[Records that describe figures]
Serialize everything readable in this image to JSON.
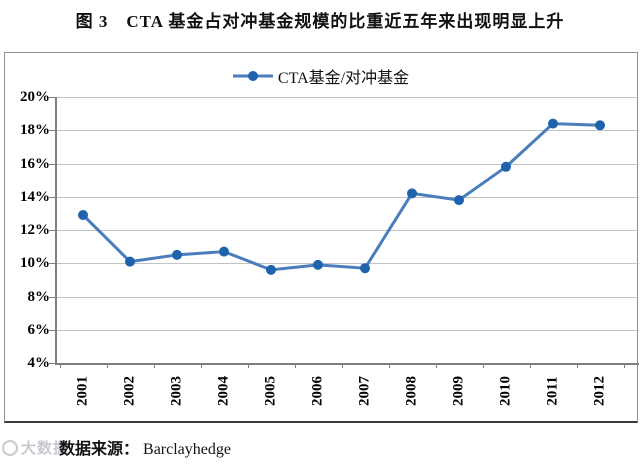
{
  "page": {
    "title": "图 3　CTA 基金占对冲基金规模的比重近五年来出现明显上升"
  },
  "legend": {
    "label": "CTA基金/对冲基金"
  },
  "source": {
    "label": "数据来源：",
    "value": "Barclayhedge"
  },
  "watermark": {
    "text": "大数据"
  },
  "colors": {
    "line": "#4a7ebb",
    "marker": "#1f63ad",
    "grid": "#c3c3c3",
    "axis": "#7f7f7f",
    "text": "#000000"
  },
  "chart_data": {
    "type": "line",
    "title": "图 3　CTA 基金占对冲基金规模的比重近五年来出现明显上升",
    "x": [
      "2001",
      "2002",
      "2003",
      "2004",
      "2005",
      "2006",
      "2007",
      "2008",
      "2009",
      "2010",
      "2011",
      "2012"
    ],
    "series": [
      {
        "name": "CTA基金/对冲基金",
        "values": [
          12.9,
          10.1,
          10.5,
          10.7,
          9.6,
          9.9,
          9.7,
          14.2,
          13.8,
          15.8,
          18.4,
          18.3
        ]
      }
    ],
    "xlabel": "",
    "ylabel": "",
    "ylim": [
      4,
      20
    ],
    "ytick_step": 2,
    "yticks": [
      "20%",
      "18%",
      "16%",
      "14%",
      "12%",
      "10%",
      "8%",
      "6%",
      "4%"
    ],
    "grid": true,
    "legend_position": "top-center",
    "source": "数据来源：Barclayhedge"
  }
}
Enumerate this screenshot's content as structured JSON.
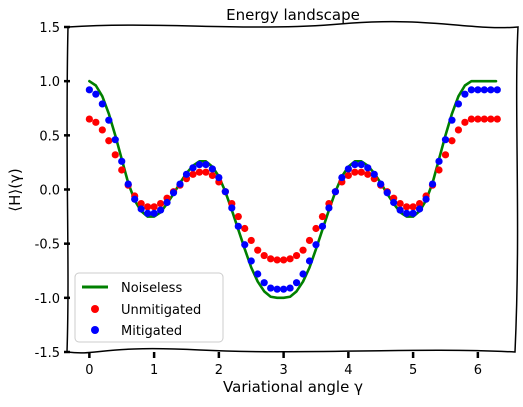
{
  "chart_data": {
    "type": "scatter",
    "title": "Energy landscape",
    "xlabel": "Variational angle γ",
    "ylabel": "⟨H⟩(γ)",
    "xlim": [
      -0.33,
      6.62
    ],
    "ylim": [
      -1.5,
      1.5
    ],
    "xticks": [
      0,
      1,
      2,
      3,
      4,
      5,
      6
    ],
    "xtick_labels": [
      "0",
      "1",
      "2",
      "3",
      "4",
      "5",
      "6"
    ],
    "yticks": [
      1.5,
      1.0,
      0.5,
      0.0,
      -0.5,
      -1.0,
      -1.5
    ],
    "ytick_labels": [
      "1.5",
      "1.0",
      "0.5",
      "0.0",
      "-0.5",
      "-1.0",
      "-1.5"
    ],
    "grid": false,
    "legend_position": "lower-left",
    "series": [
      {
        "name": "Noiseless",
        "kind": "line",
        "color": "#008000",
        "x": [
          0.0,
          0.1,
          0.2,
          0.3,
          0.4,
          0.5,
          0.6,
          0.7,
          0.8,
          0.9,
          1.0,
          1.1,
          1.2,
          1.3,
          1.4,
          1.5,
          1.6,
          1.7,
          1.8,
          1.9,
          2.0,
          2.1,
          2.2,
          2.3,
          2.4,
          2.5,
          2.6,
          2.7,
          2.8,
          2.9,
          3.0,
          3.1,
          3.2,
          3.3,
          3.4,
          3.5,
          3.6,
          3.7,
          3.8,
          3.9,
          4.0,
          4.1,
          4.2,
          4.3,
          4.4,
          4.5,
          4.6,
          4.7,
          4.8,
          4.9,
          5.0,
          5.1,
          5.2,
          5.3,
          5.4,
          5.5,
          5.6,
          5.7,
          5.8,
          5.9,
          6.0,
          6.1,
          6.2,
          6.28
        ],
        "y": [
          1.0,
          0.96,
          0.86,
          0.7,
          0.5,
          0.28,
          0.06,
          -0.1,
          -0.2,
          -0.25,
          -0.25,
          -0.21,
          -0.13,
          -0.04,
          0.06,
          0.15,
          0.22,
          0.26,
          0.26,
          0.21,
          0.12,
          -0.02,
          -0.19,
          -0.37,
          -0.55,
          -0.72,
          -0.85,
          -0.94,
          -0.99,
          -1.0,
          -1.0,
          -0.99,
          -0.94,
          -0.85,
          -0.72,
          -0.55,
          -0.37,
          -0.19,
          -0.02,
          0.12,
          0.21,
          0.26,
          0.26,
          0.22,
          0.15,
          0.06,
          -0.04,
          -0.13,
          -0.21,
          -0.25,
          -0.25,
          -0.2,
          -0.1,
          0.06,
          0.28,
          0.5,
          0.7,
          0.86,
          0.96,
          1.0,
          1.0,
          1.0,
          1.0,
          1.0
        ]
      },
      {
        "name": "Unmitigated",
        "kind": "points",
        "color": "#ff0000",
        "x": [
          0.0,
          0.1,
          0.2,
          0.3,
          0.4,
          0.5,
          0.6,
          0.7,
          0.8,
          0.9,
          1.0,
          1.1,
          1.2,
          1.3,
          1.4,
          1.5,
          1.6,
          1.7,
          1.8,
          1.9,
          2.0,
          2.1,
          2.2,
          2.3,
          2.4,
          2.5,
          2.6,
          2.7,
          2.8,
          2.9,
          3.0,
          3.1,
          3.2,
          3.3,
          3.4,
          3.5,
          3.6,
          3.7,
          3.8,
          3.9,
          4.0,
          4.1,
          4.2,
          4.3,
          4.4,
          4.5,
          4.6,
          4.7,
          4.8,
          4.9,
          5.0,
          5.1,
          5.2,
          5.3,
          5.4,
          5.5,
          5.6,
          5.7,
          5.8,
          5.9,
          6.0,
          6.1,
          6.2,
          6.3
        ],
        "y": [
          0.65,
          0.62,
          0.55,
          0.45,
          0.32,
          0.18,
          0.04,
          -0.06,
          -0.13,
          -0.16,
          -0.16,
          -0.13,
          -0.08,
          -0.02,
          0.04,
          0.1,
          0.14,
          0.16,
          0.16,
          0.13,
          0.07,
          -0.02,
          -0.13,
          -0.25,
          -0.36,
          -0.47,
          -0.56,
          -0.61,
          -0.64,
          -0.65,
          -0.65,
          -0.64,
          -0.61,
          -0.56,
          -0.47,
          -0.36,
          -0.25,
          -0.13,
          -0.02,
          0.07,
          0.13,
          0.16,
          0.16,
          0.14,
          0.1,
          0.04,
          -0.02,
          -0.08,
          -0.13,
          -0.16,
          -0.16,
          -0.13,
          -0.06,
          0.04,
          0.18,
          0.32,
          0.45,
          0.55,
          0.62,
          0.65,
          0.65,
          0.65,
          0.65,
          0.65
        ]
      },
      {
        "name": "Mitigated",
        "kind": "points",
        "color": "#0000ff",
        "x": [
          0.0,
          0.1,
          0.2,
          0.3,
          0.4,
          0.5,
          0.6,
          0.7,
          0.8,
          0.9,
          1.0,
          1.1,
          1.2,
          1.3,
          1.4,
          1.5,
          1.6,
          1.7,
          1.8,
          1.9,
          2.0,
          2.1,
          2.2,
          2.3,
          2.4,
          2.5,
          2.6,
          2.7,
          2.8,
          2.9,
          3.0,
          3.1,
          3.2,
          3.3,
          3.4,
          3.5,
          3.6,
          3.7,
          3.8,
          3.9,
          4.0,
          4.1,
          4.2,
          4.3,
          4.4,
          4.5,
          4.6,
          4.7,
          4.8,
          4.9,
          5.0,
          5.1,
          5.2,
          5.3,
          5.4,
          5.5,
          5.6,
          5.7,
          5.8,
          5.9,
          6.0,
          6.1,
          6.2,
          6.3
        ],
        "y": [
          0.92,
          0.88,
          0.79,
          0.64,
          0.46,
          0.26,
          0.05,
          -0.09,
          -0.18,
          -0.22,
          -0.22,
          -0.19,
          -0.12,
          -0.03,
          0.05,
          0.14,
          0.2,
          0.23,
          0.23,
          0.19,
          0.11,
          -0.02,
          -0.17,
          -0.34,
          -0.51,
          -0.66,
          -0.78,
          -0.86,
          -0.91,
          -0.92,
          -0.92,
          -0.91,
          -0.86,
          -0.78,
          -0.66,
          -0.51,
          -0.34,
          -0.17,
          -0.02,
          0.11,
          0.19,
          0.23,
          0.23,
          0.2,
          0.14,
          0.05,
          -0.03,
          -0.12,
          -0.19,
          -0.22,
          -0.22,
          -0.18,
          -0.09,
          0.05,
          0.26,
          0.46,
          0.64,
          0.79,
          0.88,
          0.92,
          0.92,
          0.92,
          0.92,
          0.92
        ]
      }
    ]
  }
}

Written instruction - Which lines hold the word "基金占对冲基金规模的比重近五年来出现明显上升"? Show each one.

Expected answer -
    "title": "图 3　CTA 基金占对冲基金规模的比重近五年来出现明显上升"
    "title": "图 3　CTA 基金占对冲基金规模的比重近五年来出现明显上升",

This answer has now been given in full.